Written problem -
Check each line of the entries below for the string "fields" and state how many lines have it, with no other text.
***** Rows
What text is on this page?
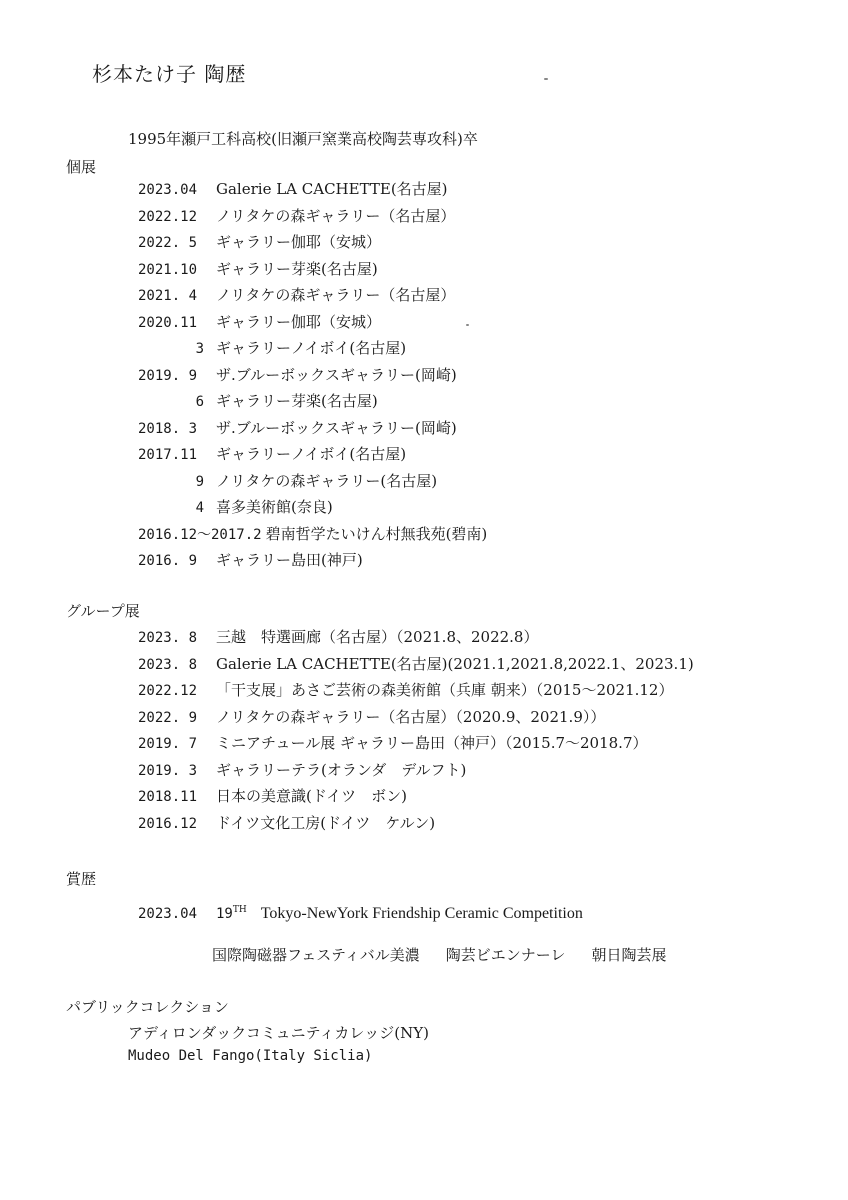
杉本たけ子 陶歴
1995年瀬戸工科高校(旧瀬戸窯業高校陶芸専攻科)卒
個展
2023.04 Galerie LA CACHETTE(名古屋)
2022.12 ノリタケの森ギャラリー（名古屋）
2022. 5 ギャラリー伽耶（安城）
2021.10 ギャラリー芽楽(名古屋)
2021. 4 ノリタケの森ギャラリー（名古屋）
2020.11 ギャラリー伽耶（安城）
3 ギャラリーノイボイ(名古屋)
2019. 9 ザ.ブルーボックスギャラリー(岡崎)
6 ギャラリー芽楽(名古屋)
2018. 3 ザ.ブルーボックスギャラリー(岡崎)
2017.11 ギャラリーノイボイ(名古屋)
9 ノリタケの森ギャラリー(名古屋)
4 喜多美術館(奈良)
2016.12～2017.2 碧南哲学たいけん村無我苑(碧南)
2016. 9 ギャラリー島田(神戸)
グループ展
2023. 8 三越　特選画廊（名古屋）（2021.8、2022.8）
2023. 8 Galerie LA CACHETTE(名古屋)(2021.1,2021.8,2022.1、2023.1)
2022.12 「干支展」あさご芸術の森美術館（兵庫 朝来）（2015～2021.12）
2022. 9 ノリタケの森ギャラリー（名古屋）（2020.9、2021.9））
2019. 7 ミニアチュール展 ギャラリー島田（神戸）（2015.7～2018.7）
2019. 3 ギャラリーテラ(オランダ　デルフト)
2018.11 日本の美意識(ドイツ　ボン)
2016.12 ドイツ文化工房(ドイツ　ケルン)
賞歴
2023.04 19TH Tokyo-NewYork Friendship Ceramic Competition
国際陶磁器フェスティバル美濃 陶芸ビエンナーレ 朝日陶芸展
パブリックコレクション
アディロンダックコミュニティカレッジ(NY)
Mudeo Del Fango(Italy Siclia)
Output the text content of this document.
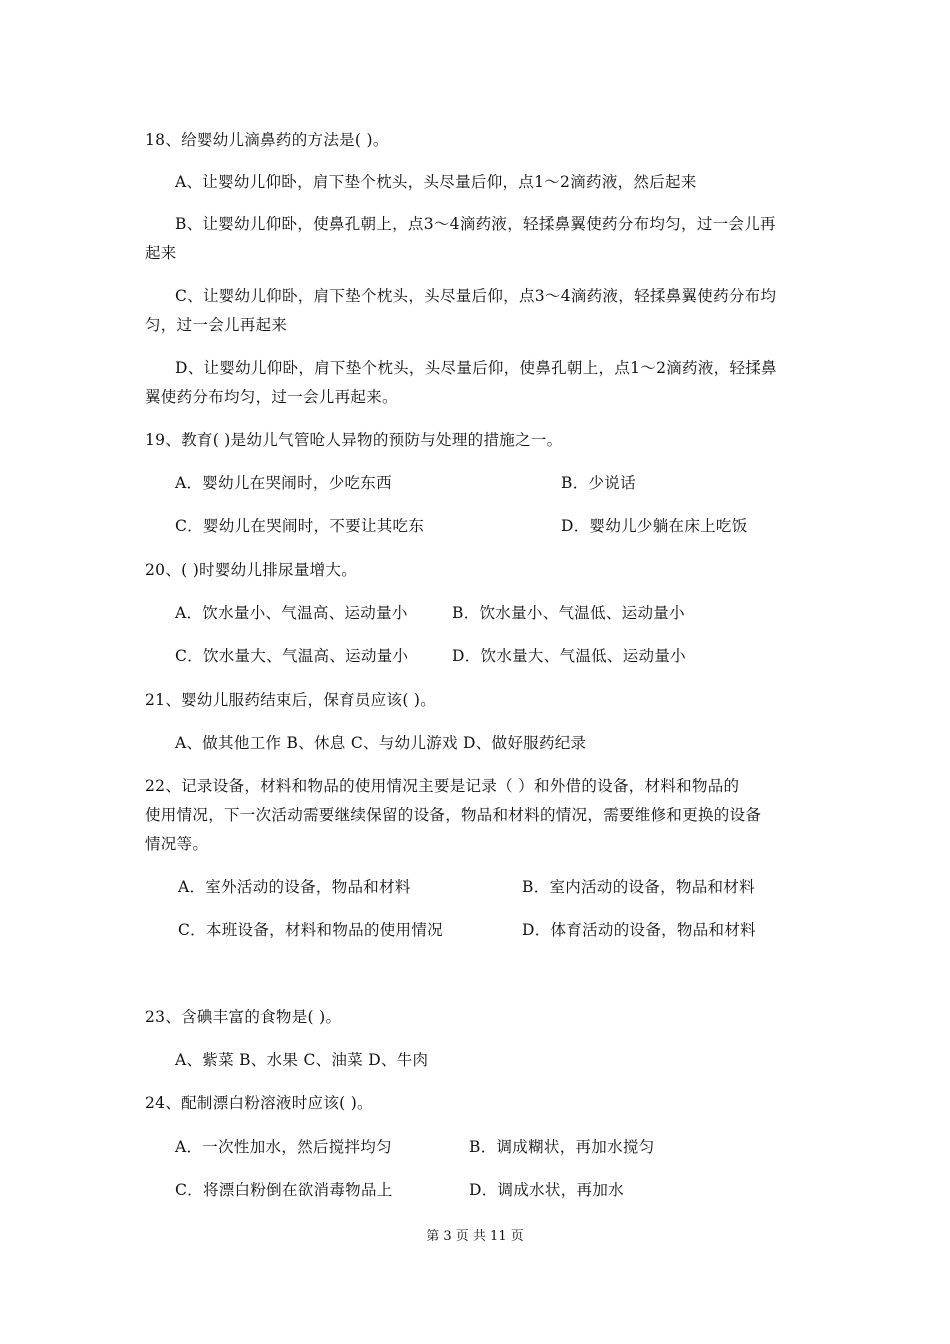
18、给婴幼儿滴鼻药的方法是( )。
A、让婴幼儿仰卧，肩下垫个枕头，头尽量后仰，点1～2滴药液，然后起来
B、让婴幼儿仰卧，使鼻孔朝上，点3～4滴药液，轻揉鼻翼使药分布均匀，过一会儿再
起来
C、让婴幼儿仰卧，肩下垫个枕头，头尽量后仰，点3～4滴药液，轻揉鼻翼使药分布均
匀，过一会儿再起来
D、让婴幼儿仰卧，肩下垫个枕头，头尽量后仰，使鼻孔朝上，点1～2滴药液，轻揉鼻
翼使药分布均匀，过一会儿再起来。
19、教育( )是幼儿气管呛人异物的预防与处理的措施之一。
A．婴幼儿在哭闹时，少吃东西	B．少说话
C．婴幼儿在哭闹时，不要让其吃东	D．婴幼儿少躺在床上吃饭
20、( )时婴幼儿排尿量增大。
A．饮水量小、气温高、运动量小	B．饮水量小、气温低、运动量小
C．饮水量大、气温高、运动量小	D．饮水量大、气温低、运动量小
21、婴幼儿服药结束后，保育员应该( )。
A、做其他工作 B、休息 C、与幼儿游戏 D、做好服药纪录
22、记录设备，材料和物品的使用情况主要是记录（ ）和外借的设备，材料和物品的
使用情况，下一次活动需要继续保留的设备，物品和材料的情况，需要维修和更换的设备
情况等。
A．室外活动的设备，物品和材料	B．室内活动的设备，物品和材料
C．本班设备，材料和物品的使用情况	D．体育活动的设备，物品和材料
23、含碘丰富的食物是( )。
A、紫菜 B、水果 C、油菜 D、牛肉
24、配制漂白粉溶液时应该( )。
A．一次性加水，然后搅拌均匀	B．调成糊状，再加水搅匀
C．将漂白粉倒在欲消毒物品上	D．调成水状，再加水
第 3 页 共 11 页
**********
***** Rows
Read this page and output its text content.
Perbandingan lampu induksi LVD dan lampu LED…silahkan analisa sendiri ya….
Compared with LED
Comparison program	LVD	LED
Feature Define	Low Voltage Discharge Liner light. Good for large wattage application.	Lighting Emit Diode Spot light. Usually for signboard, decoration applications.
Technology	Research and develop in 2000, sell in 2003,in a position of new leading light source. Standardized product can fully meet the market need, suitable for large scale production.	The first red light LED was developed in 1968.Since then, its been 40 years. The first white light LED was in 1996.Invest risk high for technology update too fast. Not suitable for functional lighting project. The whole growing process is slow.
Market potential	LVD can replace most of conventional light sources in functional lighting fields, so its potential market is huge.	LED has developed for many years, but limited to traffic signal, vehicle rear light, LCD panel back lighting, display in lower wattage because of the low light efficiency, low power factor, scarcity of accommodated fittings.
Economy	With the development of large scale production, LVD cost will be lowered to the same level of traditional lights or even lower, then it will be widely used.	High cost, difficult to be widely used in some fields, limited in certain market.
**********
Exercise output -
2